*Written instruction*
Write out each line that follows exactly as it stands, without the pictures.

Figure data in JSON
---------------
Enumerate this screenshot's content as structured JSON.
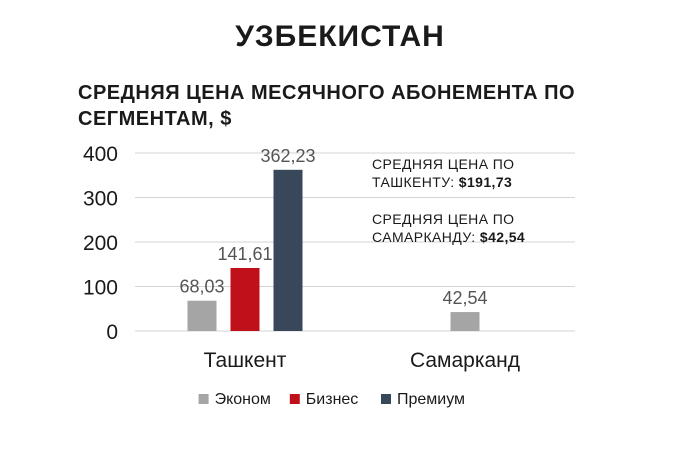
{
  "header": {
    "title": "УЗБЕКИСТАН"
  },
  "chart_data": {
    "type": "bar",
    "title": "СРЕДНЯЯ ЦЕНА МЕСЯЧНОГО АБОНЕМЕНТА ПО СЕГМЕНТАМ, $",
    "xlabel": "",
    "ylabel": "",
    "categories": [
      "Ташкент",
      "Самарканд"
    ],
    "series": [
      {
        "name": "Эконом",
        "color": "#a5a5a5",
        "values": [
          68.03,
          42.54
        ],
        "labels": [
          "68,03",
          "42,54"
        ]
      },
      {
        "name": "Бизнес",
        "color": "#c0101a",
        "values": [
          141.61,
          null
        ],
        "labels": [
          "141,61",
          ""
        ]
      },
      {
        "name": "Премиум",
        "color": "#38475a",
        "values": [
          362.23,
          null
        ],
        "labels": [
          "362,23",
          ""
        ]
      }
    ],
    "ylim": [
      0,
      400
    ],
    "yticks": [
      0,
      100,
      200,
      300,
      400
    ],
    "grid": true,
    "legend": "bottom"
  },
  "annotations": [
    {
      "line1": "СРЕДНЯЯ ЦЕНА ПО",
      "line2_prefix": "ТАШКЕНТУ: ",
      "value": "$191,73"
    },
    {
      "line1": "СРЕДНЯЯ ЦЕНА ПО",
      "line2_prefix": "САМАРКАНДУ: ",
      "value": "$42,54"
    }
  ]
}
---------------
*Result of this task*
Enumerate this screenshot's content as structured JSON.
{
  "header": {
    "title": "УЗБЕКИСТАН"
  },
  "chart_data": {
    "type": "bar",
    "title": "СРЕДНЯЯ ЦЕНА МЕСЯЧНОГО АБОНЕМЕНТА ПО СЕГМЕНТАМ, $",
    "xlabel": "",
    "ylabel": "",
    "categories": [
      "Ташкент",
      "Самарканд"
    ],
    "series": [
      {
        "name": "Эконом",
        "color": "#a5a5a5",
        "values": [
          68.03,
          42.54
        ],
        "labels": [
          "68,03",
          "42,54"
        ]
      },
      {
        "name": "Бизнес",
        "color": "#c0101a",
        "values": [
          141.61,
          null
        ],
        "labels": [
          "141,61",
          ""
        ]
      },
      {
        "name": "Премиум",
        "color": "#38475a",
        "values": [
          362.23,
          null
        ],
        "labels": [
          "362,23",
          ""
        ]
      }
    ],
    "ylim": [
      0,
      400
    ],
    "yticks": [
      0,
      100,
      200,
      300,
      400
    ],
    "grid": true,
    "legend": "bottom"
  },
  "annotations": [
    {
      "line1": "СРЕДНЯЯ ЦЕНА ПО",
      "line2_prefix": "ТАШКЕНТУ: ",
      "value": "$191,73"
    },
    {
      "line1": "СРЕДНЯЯ ЦЕНА ПО",
      "line2_prefix": "САМАРКАНДУ: ",
      "value": "$42,54"
    }
  ]
}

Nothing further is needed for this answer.